(Structured figure records)

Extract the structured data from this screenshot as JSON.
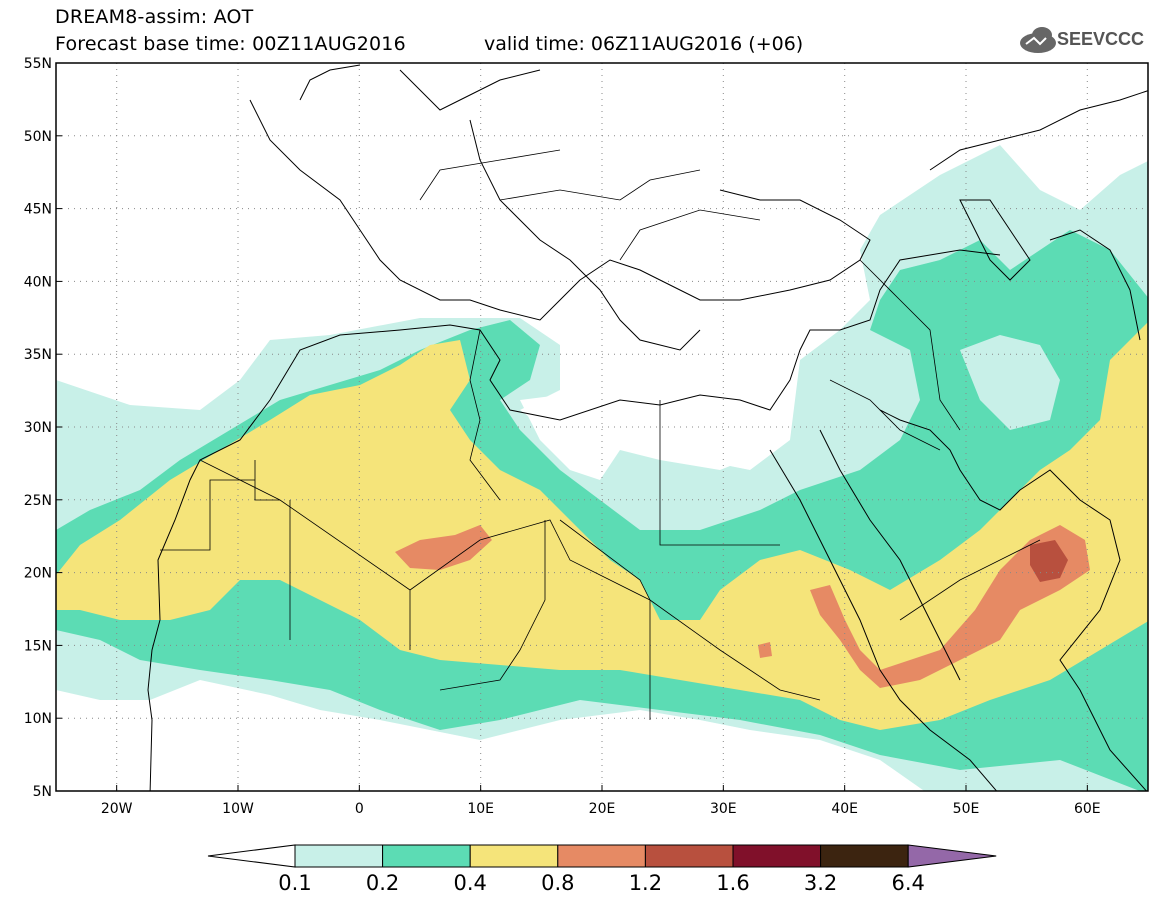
{
  "header": {
    "title": "DREAM8-assim: AOT",
    "forecast_base": "Forecast base time: 00Z11AUG2016",
    "valid_time": "valid time: 06Z11AUG2016 (+06)",
    "logo_text": "SEEVCCC"
  },
  "map": {
    "lon_range": [
      -25,
      65
    ],
    "lat_range": [
      5,
      55
    ],
    "lon_ticks": [
      "20W",
      "10W",
      "0",
      "10E",
      "20E",
      "30E",
      "40E",
      "50E",
      "60E"
    ],
    "lat_ticks": [
      "5N",
      "10N",
      "15N",
      "20N",
      "25N",
      "30N",
      "35N",
      "40N",
      "45N",
      "50N",
      "55N"
    ],
    "gridlines": "dotted"
  },
  "colorbar": {
    "levels": [
      "0.1",
      "0.2",
      "0.4",
      "0.8",
      "1.2",
      "1.6",
      "3.2",
      "6.4"
    ],
    "colors": [
      "#ffffff",
      "#c8f0e8",
      "#5cdcb4",
      "#f5e47a",
      "#e68a64",
      "#b8503e",
      "#80102a",
      "#3c2410",
      "#9468a8"
    ]
  }
}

Stated task: Repeat everything in the records precisely. Images are excluded from the copy.

Complete response:
Extract the structured data from this screenshot as JSON.
{
  "header": {
    "title": "DREAM8-assim: AOT",
    "forecast_base": "Forecast base time: 00Z11AUG2016",
    "valid_time": "valid time: 06Z11AUG2016 (+06)",
    "logo_text": "SEEVCCC"
  },
  "map": {
    "lon_range": [
      -25,
      65
    ],
    "lat_range": [
      5,
      55
    ],
    "lon_ticks": [
      "20W",
      "10W",
      "0",
      "10E",
      "20E",
      "30E",
      "40E",
      "50E",
      "60E"
    ],
    "lat_ticks": [
      "5N",
      "10N",
      "15N",
      "20N",
      "25N",
      "30N",
      "35N",
      "40N",
      "45N",
      "50N",
      "55N"
    ],
    "gridlines": "dotted"
  },
  "colorbar": {
    "levels": [
      "0.1",
      "0.2",
      "0.4",
      "0.8",
      "1.2",
      "1.6",
      "3.2",
      "6.4"
    ],
    "colors": [
      "#ffffff",
      "#c8f0e8",
      "#5cdcb4",
      "#f5e47a",
      "#e68a64",
      "#b8503e",
      "#80102a",
      "#3c2410",
      "#9468a8"
    ]
  }
}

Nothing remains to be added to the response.